▸ Direction:
Copy all of the material word for word, except for the pictures.

═════ Dataset ═════

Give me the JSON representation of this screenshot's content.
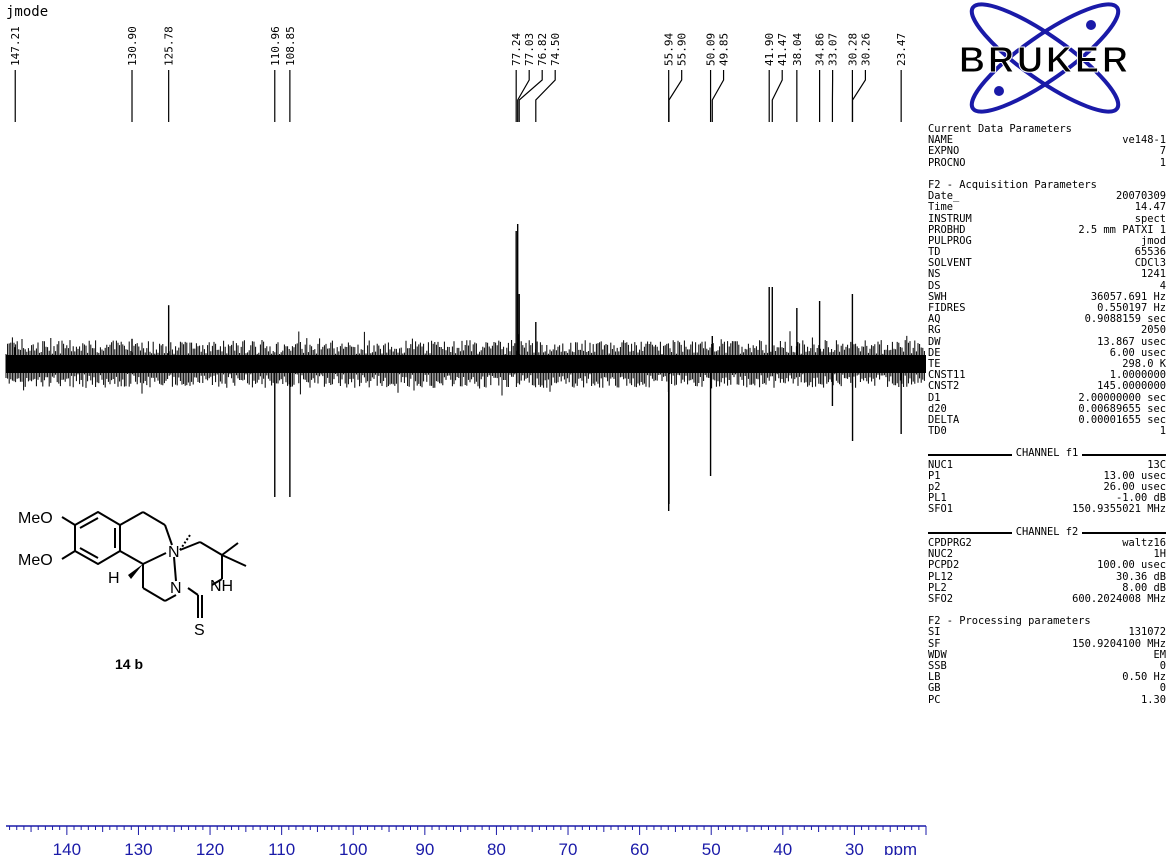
{
  "spectrum_mode": "jmode",
  "chart_data": {
    "type": "line",
    "xunit_label": "ppm",
    "x_ticks": [
      140,
      130,
      120,
      110,
      100,
      90,
      80,
      70,
      60,
      50,
      40,
      30
    ],
    "xlim": [
      148.5,
      20
    ],
    "peak_labels": [
      "147.21",
      "130.90",
      "125.78",
      "110.96",
      "108.85",
      "77.24",
      "77.03",
      "76.82",
      "74.50",
      "55.94",
      "55.90",
      "50.09",
      "49.85",
      "41.90",
      "41.47",
      "38.04",
      "34.86",
      "33.07",
      "30.28",
      "30.26",
      "23.47"
    ],
    "peaks": [
      {
        "ppm": 147.21,
        "intensity": 0.12
      },
      {
        "ppm": 130.9,
        "intensity": 0.18
      },
      {
        "ppm": 125.78,
        "intensity": 0.42
      },
      {
        "ppm": 110.96,
        "intensity": -0.95
      },
      {
        "ppm": 108.85,
        "intensity": -0.95
      },
      {
        "ppm": 77.24,
        "intensity": 0.95
      },
      {
        "ppm": 77.03,
        "intensity": 1.0
      },
      {
        "ppm": 76.82,
        "intensity": 0.5
      },
      {
        "ppm": 74.5,
        "intensity": 0.3
      },
      {
        "ppm": 55.94,
        "intensity": -1.05
      },
      {
        "ppm": 55.9,
        "intensity": -1.0
      },
      {
        "ppm": 50.09,
        "intensity": -0.8
      },
      {
        "ppm": 49.85,
        "intensity": 0.2
      },
      {
        "ppm": 41.9,
        "intensity": 0.55
      },
      {
        "ppm": 41.47,
        "intensity": 0.55
      },
      {
        "ppm": 38.04,
        "intensity": 0.4
      },
      {
        "ppm": 34.86,
        "intensity": 0.45
      },
      {
        "ppm": 33.07,
        "intensity": -0.3
      },
      {
        "ppm": 30.28,
        "intensity": 0.5
      },
      {
        "ppm": 30.26,
        "intensity": -0.55
      },
      {
        "ppm": 23.47,
        "intensity": -0.5
      }
    ]
  },
  "logo": {
    "text": "BRUKER",
    "color": "#1a1aa8"
  },
  "params": {
    "current": {
      "title": "Current Data Parameters",
      "rows": [
        [
          "NAME",
          "ve148-1"
        ],
        [
          "EXPNO",
          "7"
        ],
        [
          "PROCNO",
          "1"
        ]
      ]
    },
    "acq": {
      "title": "F2 - Acquisition Parameters",
      "rows": [
        [
          "Date_",
          "20070309"
        ],
        [
          "Time",
          "14.47"
        ],
        [
          "INSTRUM",
          "spect"
        ],
        [
          "PROBHD",
          "2.5 mm PATXI 1"
        ],
        [
          "PULPROG",
          "jmod"
        ],
        [
          "TD",
          "65536"
        ],
        [
          "SOLVENT",
          "CDCl3"
        ],
        [
          "NS",
          "1241"
        ],
        [
          "DS",
          "4"
        ],
        [
          "SWH",
          "36057.691 Hz"
        ],
        [
          "FIDRES",
          "0.550197 Hz"
        ],
        [
          "AQ",
          "0.9088159 sec"
        ],
        [
          "RG",
          "2050"
        ],
        [
          "DW",
          "13.867 usec"
        ],
        [
          "DE",
          "6.00 usec"
        ],
        [
          "TE",
          "298.0 K"
        ],
        [
          "CNST11",
          "1.0000000"
        ],
        [
          "CNST2",
          "145.0000000"
        ],
        [
          "D1",
          "2.00000000 sec"
        ],
        [
          "d20",
          "0.00689655 sec"
        ],
        [
          "DELTA",
          "0.00001655 sec"
        ],
        [
          "TD0",
          "1"
        ]
      ]
    },
    "ch1": {
      "title": "CHANNEL f1",
      "rows": [
        [
          "NUC1",
          "13C"
        ],
        [
          "P1",
          "13.00 usec"
        ],
        [
          "p2",
          "26.00 usec"
        ],
        [
          "PL1",
          "-1.00 dB"
        ],
        [
          "SFO1",
          "150.9355021 MHz"
        ]
      ]
    },
    "ch2": {
      "title": "CHANNEL f2",
      "rows": [
        [
          "CPDPRG2",
          "waltz16"
        ],
        [
          "NUC2",
          "1H"
        ],
        [
          "PCPD2",
          "100.00 usec"
        ],
        [
          "PL12",
          "30.36 dB"
        ],
        [
          "PL2",
          "8.00 dB"
        ],
        [
          "SFO2",
          "600.2024008 MHz"
        ]
      ]
    },
    "proc": {
      "title": "F2 - Processing parameters",
      "rows": [
        [
          "SI",
          "131072"
        ],
        [
          "SF",
          "150.9204100 MHz"
        ],
        [
          "WDW",
          "EM"
        ],
        [
          "SSB",
          "0"
        ],
        [
          "LB",
          "0.50 Hz"
        ],
        [
          "GB",
          "0"
        ],
        [
          "PC",
          "1.30"
        ]
      ]
    }
  },
  "molecule": {
    "substituent_1": "MeO",
    "substituent_2": "MeO",
    "atom_N1": "N",
    "atom_N2": "N",
    "atom_NH": "NH",
    "atom_H": "H",
    "atom_S": "S"
  },
  "compound_label": "14 b"
}
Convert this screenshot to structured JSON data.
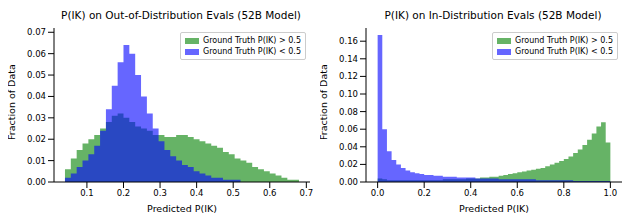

═════

▸ Task solution:
Give me the JSON representation of this screenshot's content.
{
  "spectrum_mode": "jmode",
  "chart_data": {
    "type": "line",
    "xunit_label": "ppm",
    "x_ticks": [
      140,
      130,
      120,
      110,
      100,
      90,
      80,
      70,
      60,
      50,
      40,
      30
    ],
    "xlim": [
      148.5,
      20
    ],
    "peak_labels": [
      "147.21",
      "130.90",
      "125.78",
      "110.96",
      "108.85",
      "77.24",
      "77.03",
      "76.82",
      "74.50",
      "55.94",
      "55.90",
      "50.09",
      "49.85",
      "41.90",
      "41.47",
      "38.04",
      "34.86",
      "33.07",
      "30.28",
      "30.26",
      "23.47"
    ],
    "peaks": [
      {
        "ppm": 147.21,
        "intensity": 0.12
      },
      {
        "ppm": 130.9,
        "intensity": 0.18
      },
      {
        "ppm": 125.78,
        "intensity": 0.42
      },
      {
        "ppm": 110.96,
        "intensity": -0.95
      },
      {
        "ppm": 108.85,
        "intensity": -0.95
      },
      {
        "ppm": 77.24,
        "intensity": 0.95
      },
      {
        "ppm": 77.03,
        "intensity": 1.0
      },
      {
        "ppm": 76.82,
        "intensity": 0.5
      },
      {
        "ppm": 74.5,
        "intensity": 0.3
      },
      {
        "ppm": 55.94,
        "intensity": -1.05
      },
      {
        "ppm": 55.9,
        "intensity": -1.0
      },
      {
        "ppm": 50.09,
        "intensity": -0.8
      },
      {
        "ppm": 49.85,
        "intensity": 0.2
      },
      {
        "ppm": 41.9,
        "intensity": 0.55
      },
      {
        "ppm": 41.47,
        "intensity": 0.55
      },
      {
        "ppm": 38.04,
        "intensity": 0.4
      },
      {
        "ppm": 34.86,
        "intensity": 0.45
      },
      {
        "ppm": 33.07,
        "intensity": -0.3
      },
      {
        "ppm": 30.28,
        "intensity": 0.5
      },
      {
        "ppm": 30.26,
        "intensity": -0.55
      },
      {
        "ppm": 23.47,
        "intensity": -0.5
      }
    ]
  },
  "logo": {
    "text": "BRUKER",
    "color": "#1a1aa8"
  },
  "params": {
    "current": {
      "title": "Current Data Parameters",
      "rows": [
        [
          "NAME",
          "ve148-1"
        ],
        [
          "EXPNO",
          "7"
        ],
        [
          "PROCNO",
          "1"
        ]
      ]
    },
    "acq": {
      "title": "F2 - Acquisition Parameters",
      "rows": [
        [
          "Date_",
          "20070309"
        ],
        [
          "Time",
          "14.47"
        ],
        [
          "INSTRUM",
          "spect"
        ],
        [
          "PROBHD",
          "2.5 mm PATXI 1"
        ],
        [
          "PULPROG",
          "jmod"
        ],
        [
          "TD",
          "65536"
        ],
        [
          "SOLVENT",
          "CDCl3"
        ],
        [
          "NS",
          "1241"
        ],
        [
          "DS",
          "4"
        ],
        [
          "SWH",
          "36057.691 Hz"
        ],
        [
          "FIDRES",
          "0.550197 Hz"
        ],
        [
          "AQ",
          "0.9088159 sec"
        ],
        [
          "RG",
          "2050"
        ],
        [
          "DW",
          "13.867 usec"
        ],
        [
          "DE",
          "6.00 usec"
        ],
        [
          "TE",
          "298.0 K"
        ],
        [
          "CNST11",
          "1.0000000"
        ],
        [
          "CNST2",
          "145.0000000"
        ],
        [
          "D1",
          "2.00000000 sec"
        ],
        [
          "d20",
          "0.00689655 sec"
        ],
        [
          "DELTA",
          "0.00001655 sec"
        ],
        [
          "TD0",
          "1"
        ]
      ]
    },
    "ch1": {
      "title": "CHANNEL f1",
      "rows": [
        [
          "NUC1",
          "13C"
        ],
        [
          "P1",
          "13.00 usec"
        ],
        [
          "p2",
          "26.00 usec"
        ],
        [
          "PL1",
          "-1.00 dB"
        ],
        [
          "SFO1",
          "150.9355021 MHz"
        ]
      ]
    },
    "ch2": {
      "title": "CHANNEL f2",
      "rows": [
        [
          "CPDPRG2",
          "waltz16"
        ],
        [
          "NUC2",
          "1H"
        ],
        [
          "PCPD2",
          "100.00 usec"
        ],
        [
          "PL12",
          "30.36 dB"
        ],
        [
          "PL2",
          "8.00 dB"
        ],
        [
          "SFO2",
          "600.2024008 MHz"
        ]
      ]
    },
    "proc": {
      "title": "F2 - Processing parameters",
      "rows": [
        [
          "SI",
          "131072"
        ],
        [
          "SF",
          "150.9204100 MHz"
        ],
        [
          "WDW",
          "EM"
        ],
        [
          "SSB",
          "0"
        ],
        [
          "LB",
          "0.50 Hz"
        ],
        [
          "GB",
          "0"
        ],
        [
          "PC",
          "1.30"
        ]
      ]
    }
  },
  "molecule": {
    "substituent_1": "MeO",
    "substituent_2": "MeO",
    "atom_N1": "N",
    "atom_N2": "N",
    "atom_NH": "NH",
    "atom_H": "H",
    "atom_S": "S"
  },
  "compound_label": "14 b"
}
Convert this screenshot to structured JSON data.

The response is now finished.